▶
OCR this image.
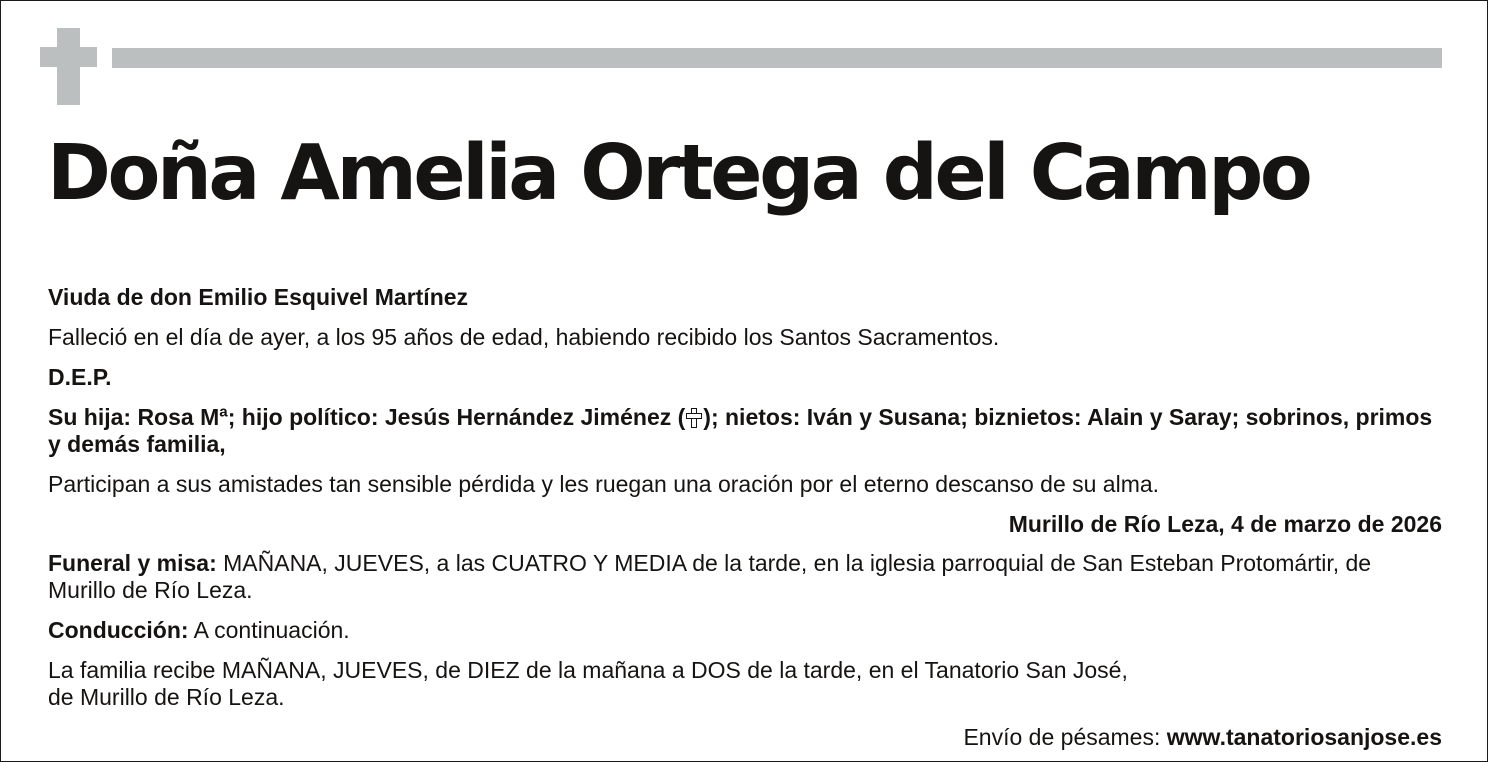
Doña Amelia Ortega del Campo

Viuda de don Emilio Esquivel Martínez

Falleció en el día de ayer, a los 95 años de edad, habiendo recibido los Santos Sacramentos.

D.E.P.

Su hija: Rosa Mª; hijo político: Jesús Hernández Jiménez ( ); nietos: Iván y Susana; biznietos: Alain y Saray; sobrinos, primos y demás familia,

Participan a sus amistades tan sensible pérdida y les ruegan una oración por el eterno descanso de su alma.

Murillo de Río Leza, 4 de marzo de 2026

Funeral y misa: MAÑANA, JUEVES, a las CUATRO Y MEDIA de la tarde, en la iglesia parroquial de San Esteban Protomártir, de Murillo de Río Leza.

Conducción: A continuación.

La familia recibe MAÑANA, JUEVES, de DIEZ de la mañana a DOS de la tarde, en el Tanatorio San José,
de Murillo de Río Leza.

Envío de pésames: www.tanatoriosanjose.es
◀
Repeat the material above word for word and skip every image in it.

OCR this image.
Doña Amelia Ortega del Campo

Viuda de don Emilio Esquivel Martínez

Falleció en el día de ayer, a los 95 años de edad, habiendo recibido los Santos Sacramentos.

D.E.P.

Su hija: Rosa Mª; hijo político: Jesús Hernández Jiménez ( ); nietos: Iván y Susana; biznietos: Alain y Saray; sobrinos, primos y demás familia,

Participan a sus amistades tan sensible pérdida y les ruegan una oración por el eterno descanso de su alma.

Murillo de Río Leza, 4 de marzo de 2026

Funeral y misa: MAÑANA, JUEVES, a las CUATRO Y MEDIA de la tarde, en la iglesia parroquial de San Esteban Protomártir, de Murillo de Río Leza.

Conducción: A continuación.

La familia recibe MAÑANA, JUEVES, de DIEZ de la mañana a DOS de la tarde, en el Tanatorio San José,
de Murillo de Río Leza.

Envío de pésames: www.tanatoriosanjose.es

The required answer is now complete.